EXERCISE: Reproduce all of the material word for word.

Collected data:
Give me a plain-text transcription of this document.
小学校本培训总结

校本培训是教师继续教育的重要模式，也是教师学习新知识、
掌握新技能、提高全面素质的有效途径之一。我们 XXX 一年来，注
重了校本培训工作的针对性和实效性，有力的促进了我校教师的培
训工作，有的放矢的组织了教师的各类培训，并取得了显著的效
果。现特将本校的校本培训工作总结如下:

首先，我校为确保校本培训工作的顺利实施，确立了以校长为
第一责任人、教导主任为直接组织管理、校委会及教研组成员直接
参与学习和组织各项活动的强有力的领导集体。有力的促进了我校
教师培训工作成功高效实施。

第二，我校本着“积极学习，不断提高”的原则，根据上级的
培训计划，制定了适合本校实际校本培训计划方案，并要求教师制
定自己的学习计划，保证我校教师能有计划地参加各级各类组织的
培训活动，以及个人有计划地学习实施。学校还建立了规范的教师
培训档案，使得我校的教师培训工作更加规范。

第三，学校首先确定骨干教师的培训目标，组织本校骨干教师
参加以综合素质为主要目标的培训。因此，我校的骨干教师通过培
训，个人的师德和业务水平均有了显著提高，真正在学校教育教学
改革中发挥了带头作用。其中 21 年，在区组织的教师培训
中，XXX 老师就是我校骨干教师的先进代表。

RESPONSE TO THIS TASK:
Give me a plain-text transcription of this document.
小学校本培训总结

校本培训是教师继续教育的重要模式，也是教师学习新知识、
掌握新技能、提高全面素质的有效途径之一。我们 XXX 一年来，注
重了校本培训工作的针对性和实效性，有力的促进了我校教师的培
训工作，有的放矢的组织了教师的各类培训，并取得了显著的效
果。现特将本校的校本培训工作总结如下:

首先，我校为确保校本培训工作的顺利实施，确立了以校长为
第一责任人、教导主任为直接组织管理、校委会及教研组成员直接
参与学习和组织各项活动的强有力的领导集体。有力的促进了我校
教师培训工作成功高效实施。

第二，我校本着“积极学习，不断提高”的原则，根据上级的
培训计划，制定了适合本校实际校本培训计划方案，并要求教师制
定自己的学习计划，保证我校教师能有计划地参加各级各类组织的
培训活动，以及个人有计划地学习实施。学校还建立了规范的教师
培训档案，使得我校的教师培训工作更加规范。

第三，学校首先确定骨干教师的培训目标，组织本校骨干教师
参加以综合素质为主要目标的培训。因此，我校的骨干教师通过培
训，个人的师德和业务水平均有了显著提高，真正在学校教育教学
改革中发挥了带头作用。其中 21 年，在区组织的教师培训
中，XXX 老师就是我校骨干教师的先进代表。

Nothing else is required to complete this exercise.